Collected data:
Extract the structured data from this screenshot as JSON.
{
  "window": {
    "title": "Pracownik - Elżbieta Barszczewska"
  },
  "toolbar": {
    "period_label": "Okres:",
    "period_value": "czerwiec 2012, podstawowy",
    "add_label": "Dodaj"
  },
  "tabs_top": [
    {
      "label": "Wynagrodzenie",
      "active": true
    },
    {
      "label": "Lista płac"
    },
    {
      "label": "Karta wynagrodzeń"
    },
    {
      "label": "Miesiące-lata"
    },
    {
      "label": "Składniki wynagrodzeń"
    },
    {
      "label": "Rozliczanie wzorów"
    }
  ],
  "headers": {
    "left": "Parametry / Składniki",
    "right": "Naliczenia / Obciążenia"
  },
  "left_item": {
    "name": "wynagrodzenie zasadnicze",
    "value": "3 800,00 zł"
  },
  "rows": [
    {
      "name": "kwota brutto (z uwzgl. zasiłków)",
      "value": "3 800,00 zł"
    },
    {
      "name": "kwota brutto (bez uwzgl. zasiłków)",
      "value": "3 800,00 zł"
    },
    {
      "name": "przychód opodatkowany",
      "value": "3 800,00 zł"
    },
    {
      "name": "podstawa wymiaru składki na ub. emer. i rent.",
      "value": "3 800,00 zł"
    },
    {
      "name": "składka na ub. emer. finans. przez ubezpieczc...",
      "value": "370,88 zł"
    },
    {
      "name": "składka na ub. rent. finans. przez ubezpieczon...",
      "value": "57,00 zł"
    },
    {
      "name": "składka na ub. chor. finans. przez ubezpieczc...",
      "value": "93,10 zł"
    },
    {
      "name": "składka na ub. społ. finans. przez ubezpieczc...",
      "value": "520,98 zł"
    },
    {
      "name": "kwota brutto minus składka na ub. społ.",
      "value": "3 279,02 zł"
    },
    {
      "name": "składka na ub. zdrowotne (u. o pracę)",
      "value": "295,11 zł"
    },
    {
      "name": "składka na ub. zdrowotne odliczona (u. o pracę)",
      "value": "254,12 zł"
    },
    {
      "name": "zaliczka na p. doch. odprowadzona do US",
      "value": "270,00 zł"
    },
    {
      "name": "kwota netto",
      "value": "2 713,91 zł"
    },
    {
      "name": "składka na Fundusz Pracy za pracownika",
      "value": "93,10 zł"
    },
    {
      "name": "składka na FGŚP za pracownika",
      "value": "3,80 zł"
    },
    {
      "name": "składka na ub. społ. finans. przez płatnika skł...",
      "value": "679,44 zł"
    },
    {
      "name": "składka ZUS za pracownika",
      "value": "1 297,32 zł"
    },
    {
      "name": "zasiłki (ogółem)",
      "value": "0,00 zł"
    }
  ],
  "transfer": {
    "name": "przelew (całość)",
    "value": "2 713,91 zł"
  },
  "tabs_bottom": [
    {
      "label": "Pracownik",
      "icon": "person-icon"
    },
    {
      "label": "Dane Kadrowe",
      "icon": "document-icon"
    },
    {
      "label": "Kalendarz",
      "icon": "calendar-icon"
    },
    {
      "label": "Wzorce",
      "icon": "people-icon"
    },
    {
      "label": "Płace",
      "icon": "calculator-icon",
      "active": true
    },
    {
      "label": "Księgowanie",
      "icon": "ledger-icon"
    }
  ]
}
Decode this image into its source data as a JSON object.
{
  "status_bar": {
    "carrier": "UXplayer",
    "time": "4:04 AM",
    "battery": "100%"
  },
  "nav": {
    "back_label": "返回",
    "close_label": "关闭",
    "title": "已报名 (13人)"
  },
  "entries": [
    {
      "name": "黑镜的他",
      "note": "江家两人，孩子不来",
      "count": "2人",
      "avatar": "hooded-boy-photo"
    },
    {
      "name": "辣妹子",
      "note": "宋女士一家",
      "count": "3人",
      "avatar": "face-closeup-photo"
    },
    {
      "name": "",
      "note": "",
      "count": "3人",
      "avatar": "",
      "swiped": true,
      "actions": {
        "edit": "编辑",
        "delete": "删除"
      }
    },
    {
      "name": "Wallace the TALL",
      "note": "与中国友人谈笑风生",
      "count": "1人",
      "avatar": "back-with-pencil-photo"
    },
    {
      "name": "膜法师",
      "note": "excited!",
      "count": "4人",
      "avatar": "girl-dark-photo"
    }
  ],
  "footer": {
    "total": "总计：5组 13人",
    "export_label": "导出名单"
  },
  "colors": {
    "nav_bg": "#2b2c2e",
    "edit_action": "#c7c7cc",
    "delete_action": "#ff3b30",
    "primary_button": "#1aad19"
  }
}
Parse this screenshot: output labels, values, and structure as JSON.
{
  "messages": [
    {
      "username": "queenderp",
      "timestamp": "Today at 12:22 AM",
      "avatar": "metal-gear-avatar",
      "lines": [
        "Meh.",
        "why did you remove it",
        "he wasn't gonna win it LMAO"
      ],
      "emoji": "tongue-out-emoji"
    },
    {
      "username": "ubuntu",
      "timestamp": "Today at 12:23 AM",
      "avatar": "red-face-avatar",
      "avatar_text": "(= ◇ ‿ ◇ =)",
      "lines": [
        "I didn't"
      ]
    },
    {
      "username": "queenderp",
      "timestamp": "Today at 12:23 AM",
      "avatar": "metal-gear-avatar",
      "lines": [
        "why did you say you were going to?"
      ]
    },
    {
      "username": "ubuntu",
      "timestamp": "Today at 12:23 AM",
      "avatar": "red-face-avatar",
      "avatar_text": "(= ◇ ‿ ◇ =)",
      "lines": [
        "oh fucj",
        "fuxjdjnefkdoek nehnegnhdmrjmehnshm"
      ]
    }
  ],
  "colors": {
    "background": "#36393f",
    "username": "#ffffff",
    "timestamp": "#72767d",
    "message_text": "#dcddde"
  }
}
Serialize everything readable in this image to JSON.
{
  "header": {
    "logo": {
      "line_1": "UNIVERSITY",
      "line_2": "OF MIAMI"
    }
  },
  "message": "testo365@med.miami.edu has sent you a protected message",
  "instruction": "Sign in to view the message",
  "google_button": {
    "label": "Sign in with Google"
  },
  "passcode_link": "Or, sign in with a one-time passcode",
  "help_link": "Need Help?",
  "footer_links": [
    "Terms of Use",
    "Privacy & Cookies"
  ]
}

== THE TASK ==
Show the lines that mention the word "note".

== FINISHED ANSWER ==
      "note": "江家两人，孩子不来",
      "note": "宋女士一家",
      "note": "",
      "note": "与中国友人谈笑风生",
      "note": "excited!",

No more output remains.